Given exercise:
Show each line of the data below that has the string "Standing" in it.

[start of Given records]

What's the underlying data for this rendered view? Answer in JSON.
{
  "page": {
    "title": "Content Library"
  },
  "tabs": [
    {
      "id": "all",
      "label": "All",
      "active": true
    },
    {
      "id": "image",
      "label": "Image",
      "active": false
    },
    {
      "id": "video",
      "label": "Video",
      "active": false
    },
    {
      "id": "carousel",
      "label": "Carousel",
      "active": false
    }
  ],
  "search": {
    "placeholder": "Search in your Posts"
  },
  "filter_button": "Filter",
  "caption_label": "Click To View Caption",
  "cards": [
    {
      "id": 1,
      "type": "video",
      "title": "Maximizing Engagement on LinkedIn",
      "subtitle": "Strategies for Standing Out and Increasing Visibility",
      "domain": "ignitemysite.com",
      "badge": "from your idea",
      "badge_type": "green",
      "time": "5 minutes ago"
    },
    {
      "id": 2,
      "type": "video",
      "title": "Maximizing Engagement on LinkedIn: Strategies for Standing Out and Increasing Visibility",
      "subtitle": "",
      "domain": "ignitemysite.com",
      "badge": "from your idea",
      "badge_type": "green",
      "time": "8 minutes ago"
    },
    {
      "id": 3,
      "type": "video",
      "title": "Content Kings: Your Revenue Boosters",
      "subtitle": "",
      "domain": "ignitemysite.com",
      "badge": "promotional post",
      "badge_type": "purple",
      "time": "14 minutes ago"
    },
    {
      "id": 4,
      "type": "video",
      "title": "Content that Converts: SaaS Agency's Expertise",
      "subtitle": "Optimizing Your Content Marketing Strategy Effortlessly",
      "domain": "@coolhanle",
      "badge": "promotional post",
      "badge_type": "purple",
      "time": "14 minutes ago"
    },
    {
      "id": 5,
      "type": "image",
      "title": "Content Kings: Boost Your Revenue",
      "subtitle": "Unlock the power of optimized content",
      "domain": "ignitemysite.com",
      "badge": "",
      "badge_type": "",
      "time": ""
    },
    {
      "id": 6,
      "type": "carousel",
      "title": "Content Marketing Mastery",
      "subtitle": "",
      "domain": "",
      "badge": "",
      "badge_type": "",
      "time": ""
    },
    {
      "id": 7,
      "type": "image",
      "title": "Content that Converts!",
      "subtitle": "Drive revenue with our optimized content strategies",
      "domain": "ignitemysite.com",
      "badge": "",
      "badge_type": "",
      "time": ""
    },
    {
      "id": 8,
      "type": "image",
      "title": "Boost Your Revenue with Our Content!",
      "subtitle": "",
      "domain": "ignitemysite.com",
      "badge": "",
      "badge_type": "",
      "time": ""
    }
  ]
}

[end of Given records]

Task response:
      "subtitle": "Strategies for Standing Out and Increasing Visibility",
      "title": "Maximizing Engagement on LinkedIn: Strategies for Standing Out and Increasing Visibility",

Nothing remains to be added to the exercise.